## WORK REQUIRED
In the records that follow, show each line where the word "Works" is present.

[Extracted records]
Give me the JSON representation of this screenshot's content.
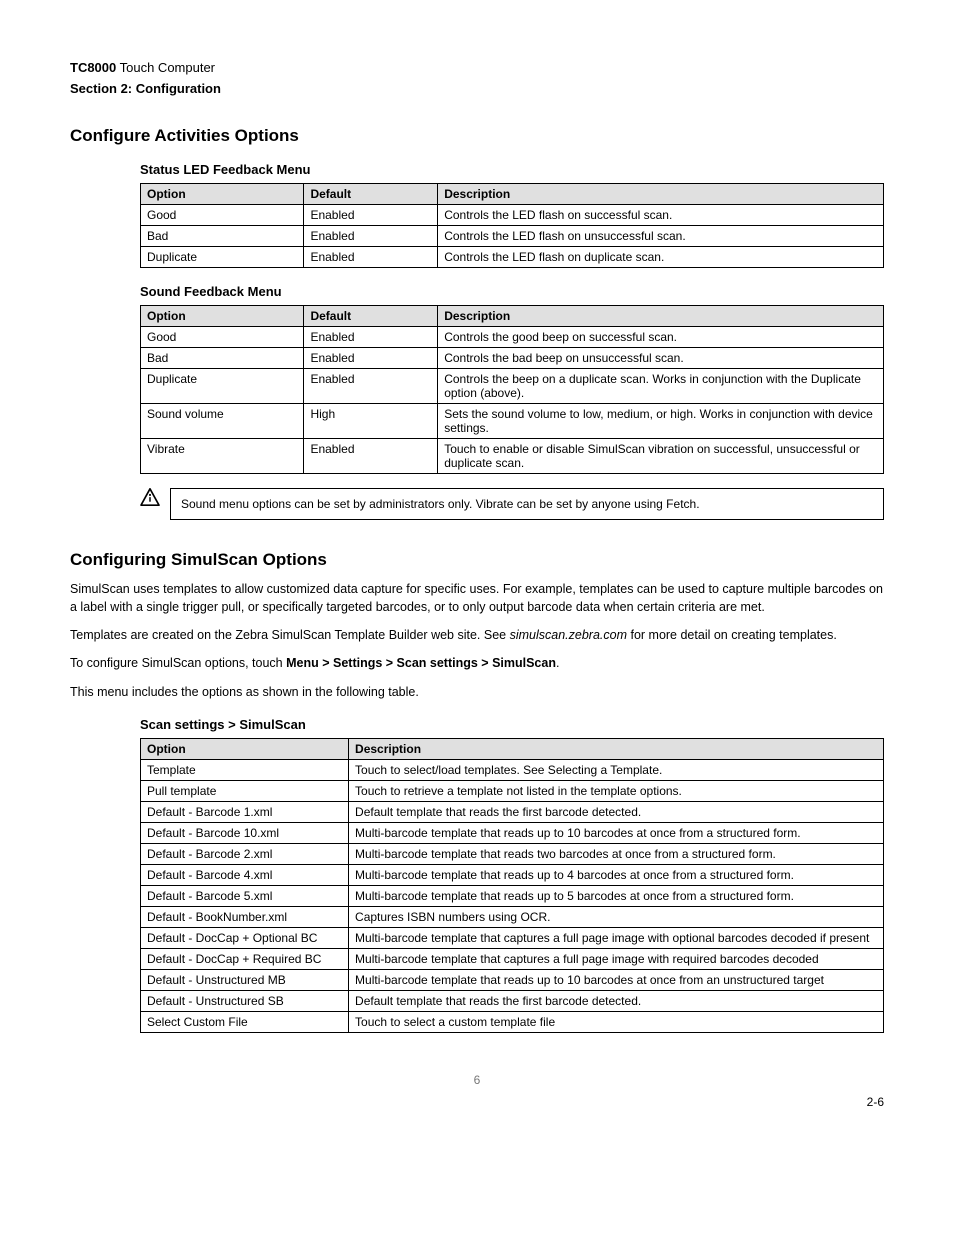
{
  "header": {
    "model": "TC8000",
    "suffix": " Touch Computer",
    "section": "Section 2: Configuration"
  },
  "section_title": "Configure Activities Options",
  "table1": {
    "caption": "Status LED Feedback Menu",
    "headers": [
      "Option",
      "Default",
      "Description"
    ],
    "rows": [
      [
        "Good",
        "Enabled",
        "Controls the LED flash on successful scan."
      ],
      [
        "Bad",
        "Enabled",
        "Controls the LED flash on unsuccessful scan."
      ],
      [
        "Duplicate",
        "Enabled",
        "Controls the LED flash on duplicate scan."
      ]
    ]
  },
  "table2": {
    "caption": "Sound Feedback Menu",
    "headers": [
      "Option",
      "Default",
      "Description"
    ],
    "rows": [
      [
        "Good",
        "Enabled",
        "Controls the good beep on successful scan."
      ],
      [
        "Bad",
        "Enabled",
        "Controls the bad beep on unsuccessful scan."
      ],
      [
        "Duplicate",
        "Enabled",
        "Controls the beep on a duplicate scan.  Works in conjunction with the Duplicate option (above)."
      ],
      [
        "Sound volume",
        "High",
        "Sets the sound volume to low, medium, or high.  Works in conjunction with device settings."
      ],
      [
        "Vibrate",
        "Enabled",
        "Touch to enable or disable SimulScan vibration on successful, unsuccessful or duplicate scan."
      ]
    ]
  },
  "notice": {
    "text": "Sound menu options can be set by administrators only.  Vibrate can be set by anyone using Fetch."
  },
  "config_title": "Configuring SimulScan Options",
  "para1": "SimulScan uses templates to allow customized data capture for specific uses. For example, templates can be used to capture multiple barcodes on a label with a single trigger pull, or specifically targeted barcodes, or to only output barcode data when certain criteria are met.",
  "para2_pre": "Templates are created on the Zebra SimulScan Template Builder web site. See ",
  "para2_link": "simulscan.zebra.com",
  "para2_post": " for more detail on creating templates.",
  "para3_pre": "To configure SimulScan options, touch ",
  "para3_menu": "Menu > Settings > Scan settings > SimulScan",
  "para3_post": ".",
  "para4": "This menu includes the options as shown in the following table.",
  "table3": {
    "caption": "Scan settings > SimulScan",
    "headers": [
      "Option",
      "Description"
    ],
    "rows": [
      [
        "Template",
        "Touch to select/load templates. See Selecting a Template."
      ],
      [
        "Pull template",
        "Touch to retrieve a template not listed in the template options."
      ],
      [
        "Default - Barcode 1.xml",
        "Default template that reads the first barcode detected."
      ],
      [
        "Default - Barcode 10.xml",
        "Multi-barcode template that reads up to 10 barcodes at once from a structured form."
      ],
      [
        "Default - Barcode 2.xml",
        "Multi-barcode template that reads two barcodes at once from a structured form."
      ],
      [
        "Default - Barcode 4.xml",
        "Multi-barcode template that reads up to 4 barcodes at once from a structured form."
      ],
      [
        "Default - Barcode 5.xml",
        "Multi-barcode template that reads up to 5 barcodes at once from a structured form."
      ],
      [
        "Default - BookNumber.xml",
        "Captures ISBN numbers using OCR."
      ],
      [
        "Default - DocCap + Optional BC",
        "Multi-barcode template that captures a full page image with optional barcodes decoded if present"
      ],
      [
        "Default - DocCap + Required BC",
        "Multi-barcode template that captures a full page image with required barcodes decoded"
      ],
      [
        "Default - Unstructured MB",
        "Multi-barcode template that reads up to 10 barcodes at once from an unstructured target"
      ],
      [
        "Default - Unstructured SB",
        "Default template that reads the first barcode detected."
      ],
      [
        "Select Custom File",
        "Touch to select a custom template file"
      ]
    ]
  },
  "footer": {
    "center_page": "6",
    "right_page": "2-6"
  }
}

## IN RESPONSE
        "Controls the beep on a duplicate scan.  Works in conjunction with the Duplicate option (above)."
        "Sets the sound volume to low, medium, or high.  Works in conjunction with device settings."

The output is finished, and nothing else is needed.